§ TASK DIRECTIONS
Examine the entries and show every line in which the word "SVPWM调制" is found.

§ SUPPLIED DATA
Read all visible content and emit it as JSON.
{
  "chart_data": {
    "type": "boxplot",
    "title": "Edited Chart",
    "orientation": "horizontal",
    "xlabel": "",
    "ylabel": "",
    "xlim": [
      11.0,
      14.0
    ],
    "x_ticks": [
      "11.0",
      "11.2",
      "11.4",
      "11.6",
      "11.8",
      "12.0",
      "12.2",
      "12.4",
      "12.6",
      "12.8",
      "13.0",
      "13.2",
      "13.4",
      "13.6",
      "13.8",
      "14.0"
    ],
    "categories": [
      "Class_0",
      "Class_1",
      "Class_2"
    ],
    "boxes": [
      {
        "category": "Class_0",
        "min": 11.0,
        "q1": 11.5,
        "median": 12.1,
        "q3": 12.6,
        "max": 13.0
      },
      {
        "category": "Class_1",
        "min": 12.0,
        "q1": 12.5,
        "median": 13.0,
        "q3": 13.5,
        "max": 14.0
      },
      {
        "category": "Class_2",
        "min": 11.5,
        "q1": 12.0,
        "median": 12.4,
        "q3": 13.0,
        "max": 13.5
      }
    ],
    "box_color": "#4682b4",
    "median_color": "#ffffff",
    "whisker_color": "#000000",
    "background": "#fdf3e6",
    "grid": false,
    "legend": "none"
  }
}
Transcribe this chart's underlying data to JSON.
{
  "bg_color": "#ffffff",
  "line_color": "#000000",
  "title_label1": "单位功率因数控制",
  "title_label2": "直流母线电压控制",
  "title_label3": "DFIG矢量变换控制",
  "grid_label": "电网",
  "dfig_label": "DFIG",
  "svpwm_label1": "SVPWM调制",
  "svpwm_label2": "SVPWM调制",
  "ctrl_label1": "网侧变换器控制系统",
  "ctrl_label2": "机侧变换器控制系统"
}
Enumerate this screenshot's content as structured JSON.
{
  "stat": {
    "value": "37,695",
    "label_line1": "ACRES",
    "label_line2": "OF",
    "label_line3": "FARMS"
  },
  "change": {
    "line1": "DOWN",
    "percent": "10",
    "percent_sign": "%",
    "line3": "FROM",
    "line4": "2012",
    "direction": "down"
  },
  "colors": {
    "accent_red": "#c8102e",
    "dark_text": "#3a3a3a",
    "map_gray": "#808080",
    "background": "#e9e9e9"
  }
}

§ OUTPUT FOR THIS EXERCISE
  "svpwm_label1": "SVPWM调制",
  "svpwm_label2": "SVPWM调制",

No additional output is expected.